● Short task
Repeat all the material exactly; pictures stay out of your copy.

□ □ □

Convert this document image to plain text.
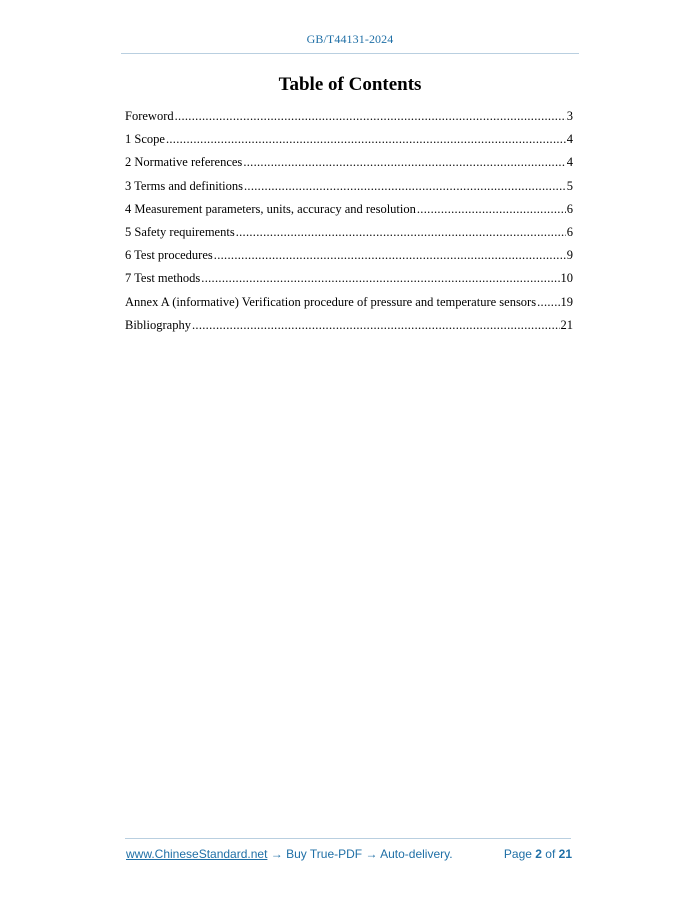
GB/T44131-2024
Table of Contents
Foreword .....	3
1 Scope .....	4
2 Normative references .....	4
3 Terms and definitions .....	5
4 Measurement parameters, units, accuracy and resolution .....	6
5 Safety requirements .....	6
6 Test procedures .....	9
7 Test methods .....	10
Annex A (informative) Verification procedure of pressure and temperature sensors ..... 19
Bibliography .....	21
www.ChineseStandard.net → Buy True-PDF → Auto-delivery.	Page 2 of 21
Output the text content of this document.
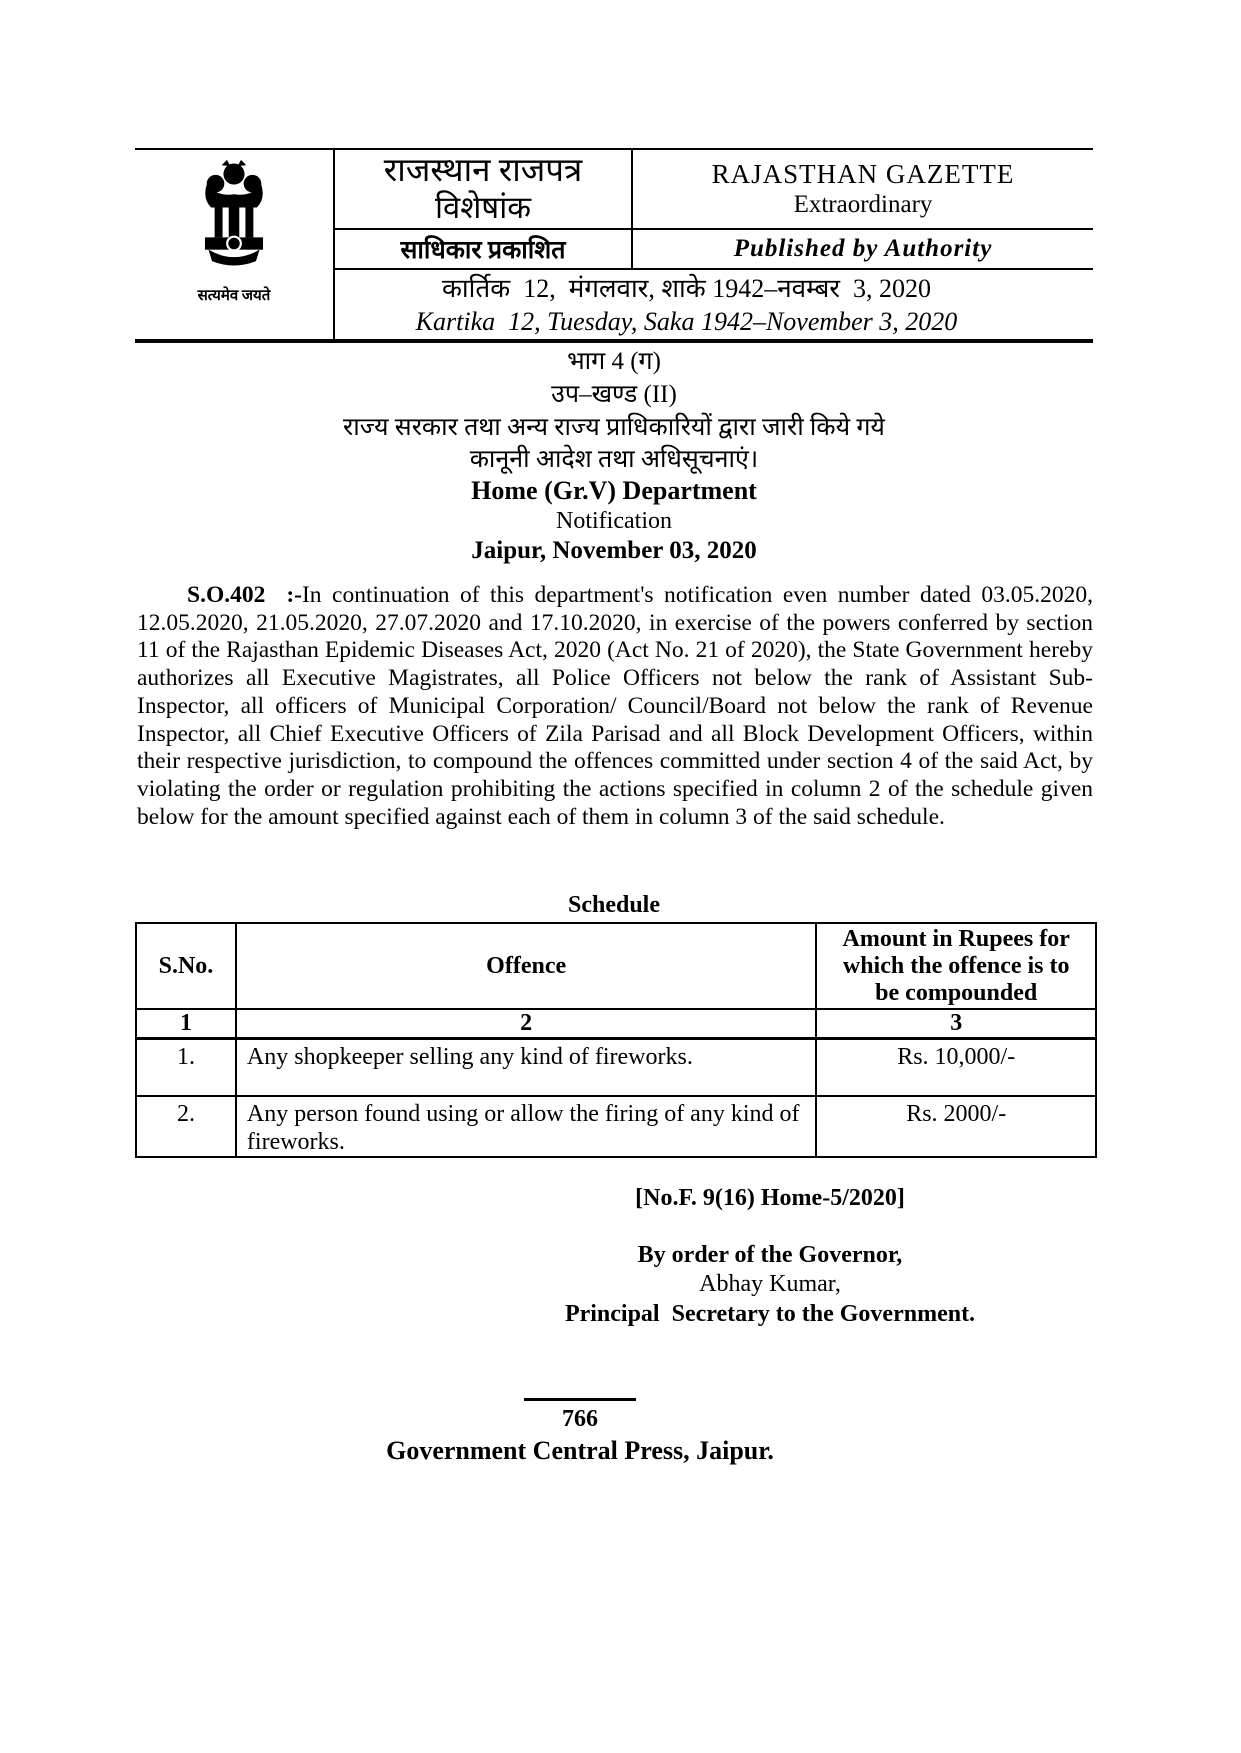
सत्यमेव जयते
राजस्थान राजपत्र
विशेषांक
RAJASTHAN GAZETTE
Extraordinary
साधिकार प्रकाशित	Published by Authority
कार्तिक  12,  मंगलवार, शाके 1942–नवम्बर  3, 2020
Kartika  12, Tuesday, Saka 1942–November 3, 2020
भाग 4 (ग)
उप–खण्ड (II)
राज्य सरकार तथा अन्य राज्य प्राधिकारियों द्वारा जारी किये गये
कानूनी आदेश तथा अधिसूचनाएं।
Home (Gr.V) Department
Notification
Jaipur, November 03, 2020

S.O.402  :-In continuation of this department's notification even number dated 03.05.2020, 12.05.2020, 21.05.2020, 27.07.2020 and 17.10.2020, in exercise of the powers conferred by section 11 of the Rajasthan Epidemic Diseases Act, 2020 (Act No. 21 of 2020), the State Government hereby authorizes all Executive Magistrates, all Police Officers not below the rank of Assistant Sub-Inspector, all officers of Municipal Corporation/ Council/Board not below the rank of Revenue Inspector, all Chief Executive Officers of Zila Parisad and all Block Development Officers, within their respective jurisdiction, to compound the offences committed under section 4 of the said Act, by violating the order or regulation prohibiting the actions specified in column 2 of the schedule given below for the amount specified against each of them in column 3 of the said schedule.

Schedule
S.No.	Offence	Amount in Rupees for which the offence is to be compounded
1	2	3
1.	Any shopkeeper selling any kind of fireworks.	Rs. 10,000/-
2.	Any person found using or allow the firing of any kind of fireworks.	Rs. 2000/-
[No.F. 9(16) Home-5/2020]
By order of the Governor,
Abhay Kumar,
Principal  Secretary to the Government.
766
Government Central Press, Jaipur.
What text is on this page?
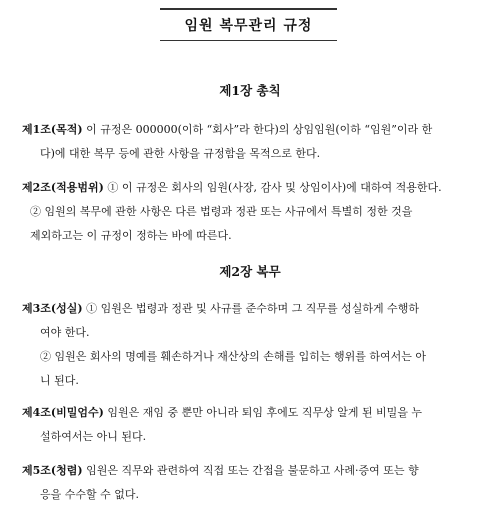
임원 복무관리 규정
제1장 총칙
제1조(목적) 이 규정은 000000(이하 “회사”라 한다)의 상임임원(이하 “임원”이라 한
다)에 대한 복무 등에 관한 사항을 규정함을 목적으로 한다.
제2조(적용범위) ① 이 규정은 회사의 임원(사장, 감사 및 상임이사)에 대하여 적용한다.
② 임원의 복무에 관한 사항은 다른 법령과 정관 또는 사규에서 특별히 정한 것을
제외하고는 이 규정이 정하는 바에 따른다.
제2장 복무
제3조(성실) ① 임원은 법령과 정관 및 사규를 준수하며 그 직무를 성실하게 수행하
여야 한다.
② 임원은 회사의 명예를 훼손하거나 재산상의 손해를 입히는 행위를 하여서는 아
니 된다.
제4조(비밀엄수) 임원은 재임 중 뿐만 아니라 퇴임 후에도 직무상 알게 된 비밀을 누
설하여서는 아니 된다.
제5조(청렴) 임원은 직무와 관련하여 직접 또는 간접을 불문하고 사례·증여 또는 향
응을 수수할 수 없다.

□ □ □

● Response to this exercise
Convert this document image to plain text.
GB/T44131-2024
Table of Contents
Foreword .....	3
1 Scope .....	4
2 Normative references .....	4
3 Terms and definitions .....	5
4 Measurement parameters, units, accuracy and resolution .....	6
5 Safety requirements .....	6
6 Test procedures .....	9
7 Test methods .....	10
Annex A (informative) Verification procedure of pressure and temperature sensors ..... 19
Bibliography .....	21
www.ChineseStandard.net → Buy True-PDF → Auto-delivery.	Page 2 of 21
Output the text content of this document.
सत्यमेव जयते
राजस्थान राजपत्र
विशेषांक
RAJASTHAN GAZETTE
Extraordinary
साधिकार प्रकाशित	Published by Authority
कार्तिक  12,  मंगलवार, शाके 1942–नवम्बर  3, 2020
Kartika  12, Tuesday, Saka 1942–November 3, 2020
भाग 4 (ग)
उप–खण्ड (II)
राज्य सरकार तथा अन्य राज्य प्राधिकारियों द्वारा जारी किये गये
कानूनी आदेश तथा अधिसूचनाएं।
Home (Gr.V) Department
Notification
Jaipur, November 03, 2020

S.O.402  :-In continuation of this department's notification even number dated 03.05.2020, 12.05.2020, 21.05.2020, 27.07.2020 and 17.10.2020, in exercise of the powers conferred by section 11 of the Rajasthan Epidemic Diseases Act, 2020 (Act No. 21 of 2020), the State Government hereby authorizes all Executive Magistrates, all Police Officers not below the rank of Assistant Sub-Inspector, all officers of Municipal Corporation/ Council/Board not below the rank of Revenue Inspector, all Chief Executive Officers of Zila Parisad and all Block Development Officers, within their respective jurisdiction, to compound the offences committed under section 4 of the said Act, by violating the order or regulation prohibiting the actions specified in column 2 of the schedule given below for the amount specified against each of them in column 3 of the said schedule.

Schedule
S.No.	Offence	Amount in Rupees for which the offence is to be compounded
1	2	3
1.	Any shopkeeper selling any kind of fireworks.	Rs. 10,000/-
2.	Any person found using or allow the firing of any kind of fireworks.	Rs. 2000/-
[No.F. 9(16) Home-5/2020]
By order of the Governor,
Abhay Kumar,
Principal  Secretary to the Government.
766
Government Central Press, Jaipur.
What text is on this page?
임원 복무관리 규정
제1장 총칙
제1조(목적) 이 규정은 000000(이하 “회사”라 한다)의 상임임원(이하 “임원”이라 한
다)에 대한 복무 등에 관한 사항을 규정함을 목적으로 한다.
제2조(적용범위) ① 이 규정은 회사의 임원(사장, 감사 및 상임이사)에 대하여 적용한다.
② 임원의 복무에 관한 사항은 다른 법령과 정관 또는 사규에서 특별히 정한 것을
제외하고는 이 규정이 정하는 바에 따른다.
제2장 복무
제3조(성실) ① 임원은 법령과 정관 및 사규를 준수하며 그 직무를 성실하게 수행하
여야 한다.
② 임원은 회사의 명예를 훼손하거나 재산상의 손해를 입히는 행위를 하여서는 아
니 된다.
제4조(비밀엄수) 임원은 재임 중 뿐만 아니라 퇴임 후에도 직무상 알게 된 비밀을 누
설하여서는 아니 된다.
제5조(청렴) 임원은 직무와 관련하여 직접 또는 간접을 불문하고 사례·증여 또는 향
응을 수수할 수 없다.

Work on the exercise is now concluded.